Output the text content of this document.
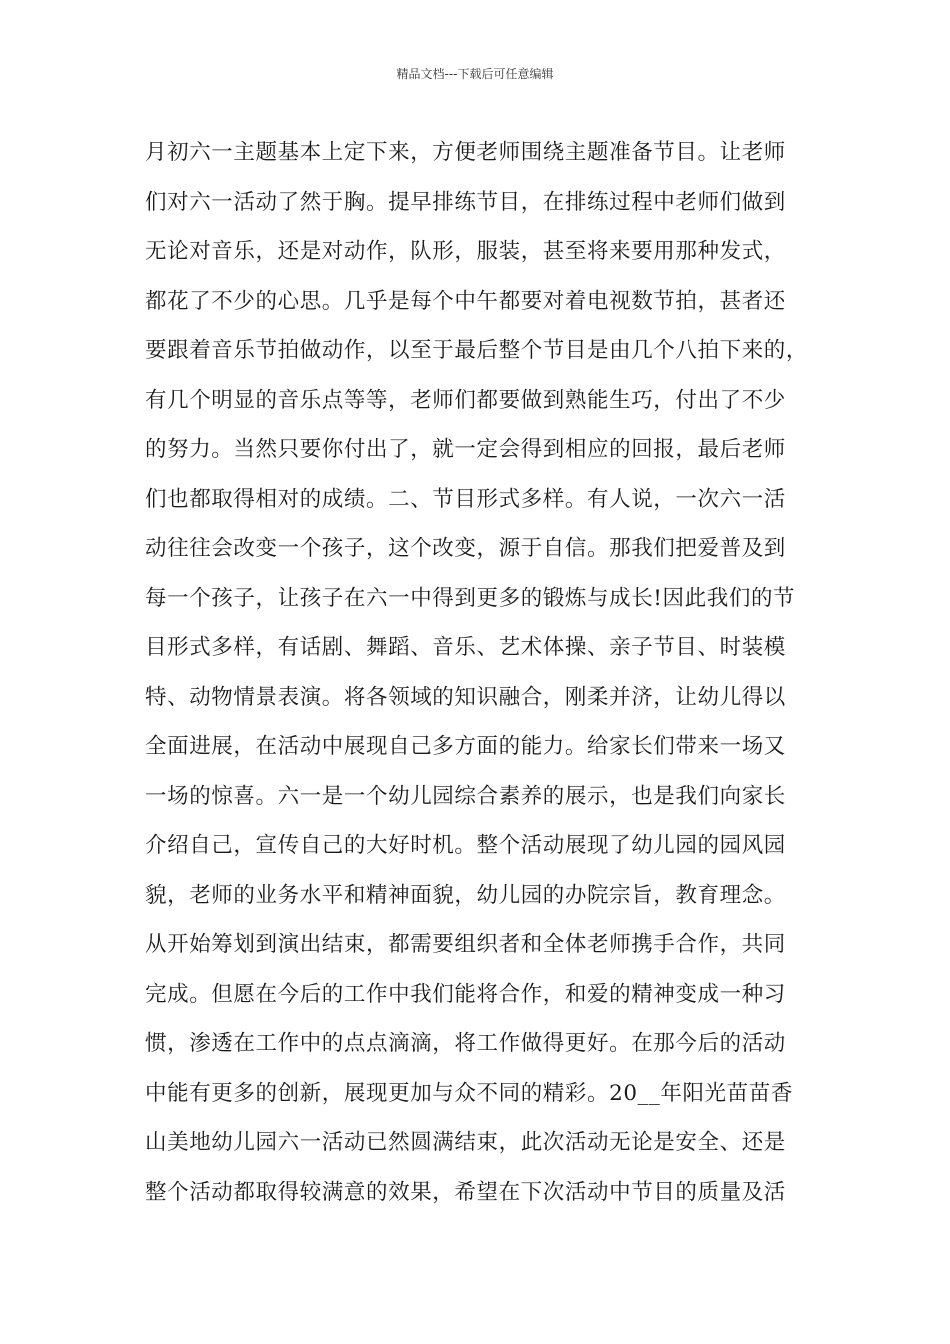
精品文档---下载后可任意编辑
月初六一主题基本上定下来，方便老师围绕主题准备节目。让老师
们对六一活动了然于胸。提早排练节目，在排练过程中老师们做到
无论对音乐，还是对动作，队形，服装，甚至将来要用那种发式，
都花了不少的心思。几乎是每个中午都要对着电视数节拍，甚者还
要跟着音乐节拍做动作，以至于最后整个节目是由几个八拍下来的，
有几个明显的音乐点等等，老师们都要做到熟能生巧，付出了不少
的努力。当然只要你付出了，就一定会得到相应的回报，最后老师
们也都取得相对的成绩。二、节目形式多样。有人说，一次六一活
动往往会改变一个孩子，这个改变，源于自信。那我们把爱普及到
每一个孩子，让孩子在六一中得到更多的锻炼与成长!因此我们的节
目形式多样，有话剧、舞蹈、音乐、艺术体操、亲子节目、时装模
特、动物情景表演。将各领域的知识融合，刚柔并济，让幼儿得以
全面进展，在活动中展现自己多方面的能力。给家长们带来一场又
一场的惊喜。六一是一个幼儿园综合素养的展示，也是我们向家长
介绍自己，宣传自己的大好时机。整个活动展现了幼儿园的园风园
貌，老师的业务水平和精神面貌，幼儿园的办院宗旨，教育理念。
从开始筹划到演出结束，都需要组织者和全体老师携手合作，共同
完成。但愿在今后的工作中我们能将合作，和爱的精神变成一种习
惯，渗透在工作中的点点滴滴，将工作做得更好。在那今后的活动
中能有更多的创新，展现更加与众不同的精彩。20__年阳光苗苗香
山美地幼儿园六一活动已然圆满结束，此次活动无论是安全、还是
整个活动都取得较满意的效果，希望在下次活动中节目的质量及活
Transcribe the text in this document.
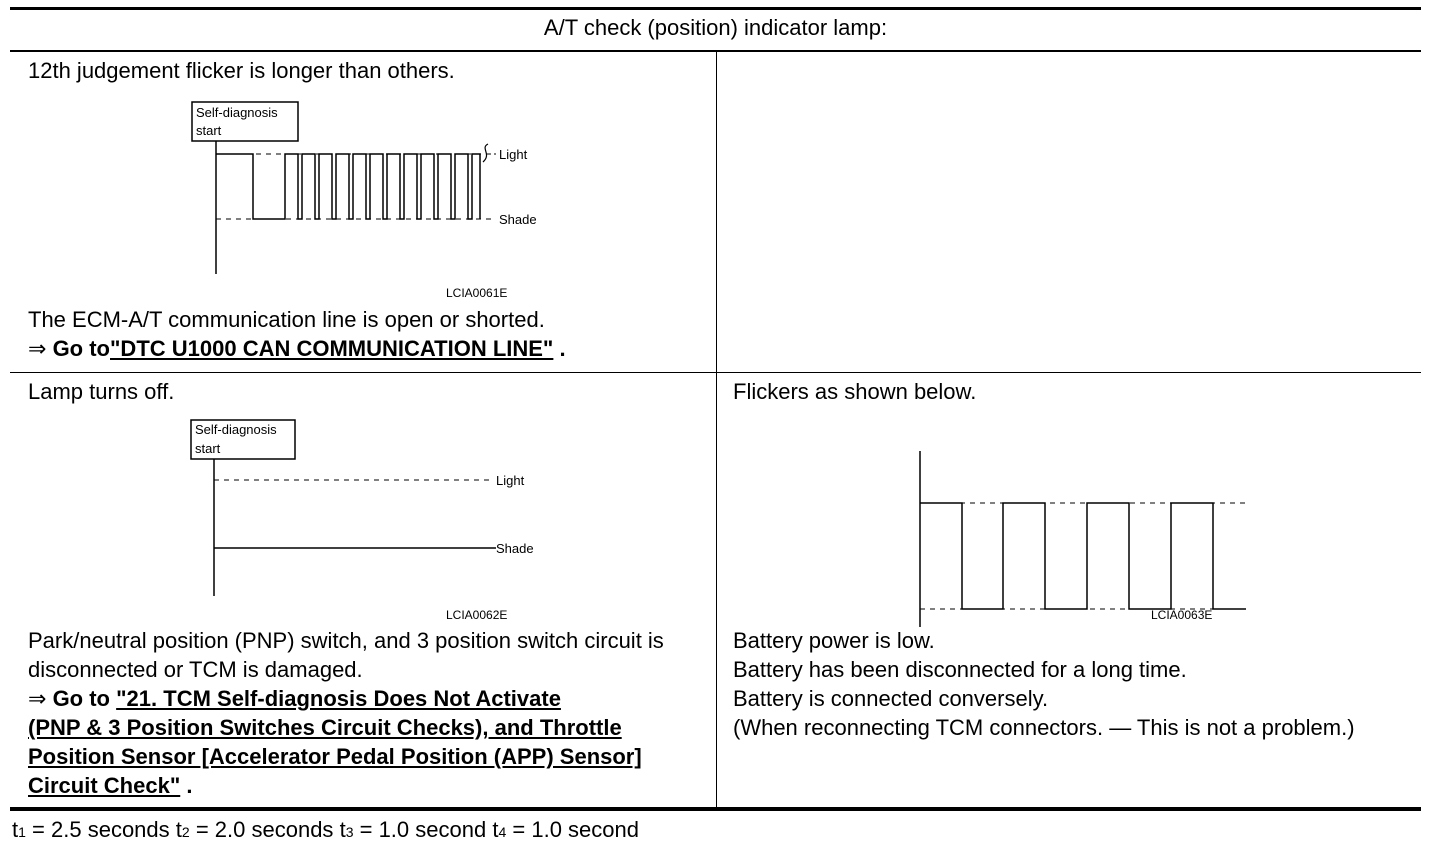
A/T check (position) indicator lamp:
12th judgement flicker is longer than others.
Self-diagnosis
start
Light
Shade
LCIA0061E
The ECM-A/T communication line is open or shorted.
⇒ Go to"DTC U1000 CAN COMMUNICATION LINE" .
Lamp turns off.
Self-diagnosis
start
Light
Shade
LCIA0062E
Park/neutral position (PNP) switch, and 3 position switch circuit is
disconnected or TCM is damaged.
⇒ Go to "21. TCM Self-diagnosis Does Not Activate
(PNP & 3 Position Switches Circuit Checks), and Throttle
Position Sensor [Accelerator Pedal Position (APP) Sensor]
Circuit Check" .
Flickers as shown below.
LCIA0063E
Battery power is low.
Battery has been disconnected for a long time.
Battery is connected conversely.
(When reconnecting TCM connectors. — This is not a problem.)
t1 = 2.5 seconds t2 = 2.0 seconds t3 = 1.0 second t4 = 1.0 second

• _TASK INSTRUCTIONS_
Write out all the records again, exactly, minus any pictures.

• _COMPLETED TASK_
Output the text content of this document.
精品文档---下载后可任意编辑
月初六一主题基本上定下来，方便老师围绕主题准备节目。让老师
们对六一活动了然于胸。提早排练节目，在排练过程中老师们做到
无论对音乐，还是对动作，队形，服装，甚至将来要用那种发式，
都花了不少的心思。几乎是每个中午都要对着电视数节拍，甚者还
要跟着音乐节拍做动作，以至于最后整个节目是由几个八拍下来的，
有几个明显的音乐点等等，老师们都要做到熟能生巧，付出了不少
的努力。当然只要你付出了，就一定会得到相应的回报，最后老师
们也都取得相对的成绩。二、节目形式多样。有人说，一次六一活
动往往会改变一个孩子，这个改变，源于自信。那我们把爱普及到
每一个孩子，让孩子在六一中得到更多的锻炼与成长!因此我们的节
目形式多样，有话剧、舞蹈、音乐、艺术体操、亲子节目、时装模
特、动物情景表演。将各领域的知识融合，刚柔并济，让幼儿得以
全面进展，在活动中展现自己多方面的能力。给家长们带来一场又
一场的惊喜。六一是一个幼儿园综合素养的展示，也是我们向家长
介绍自己，宣传自己的大好时机。整个活动展现了幼儿园的园风园
貌，老师的业务水平和精神面貌，幼儿园的办院宗旨，教育理念。
从开始筹划到演出结束，都需要组织者和全体老师携手合作，共同
完成。但愿在今后的工作中我们能将合作，和爱的精神变成一种习
惯，渗透在工作中的点点滴滴，将工作做得更好。在那今后的活动
中能有更多的创新，展现更加与众不同的精彩。20__年阳光苗苗香
山美地幼儿园六一活动已然圆满结束，此次活动无论是安全、还是
整个活动都取得较满意的效果，希望在下次活动中节目的质量及活
Transcribe the text in this document.
A/T check (position) indicator lamp:
12th judgement flicker is longer than others.
Self-diagnosis
start
Light
Shade
LCIA0061E
The ECM-A/T communication line is open or shorted.
⇒ Go to"DTC U1000 CAN COMMUNICATION LINE" .
Lamp turns off.
Self-diagnosis
start
Light
Shade
LCIA0062E
Park/neutral position (PNP) switch, and 3 position switch circuit is
disconnected or TCM is damaged.
⇒ Go to "21. TCM Self-diagnosis Does Not Activate
(PNP & 3 Position Switches Circuit Checks), and Throttle
Position Sensor [Accelerator Pedal Position (APP) Sensor]
Circuit Check" .
Flickers as shown below.
LCIA0063E
Battery power is low.
Battery has been disconnected for a long time.
Battery is connected conversely.
(When reconnecting TCM connectors. — This is not a problem.)
t1 = 2.5 seconds t2 = 2.0 seconds t3 = 1.0 second t4 = 1.0 second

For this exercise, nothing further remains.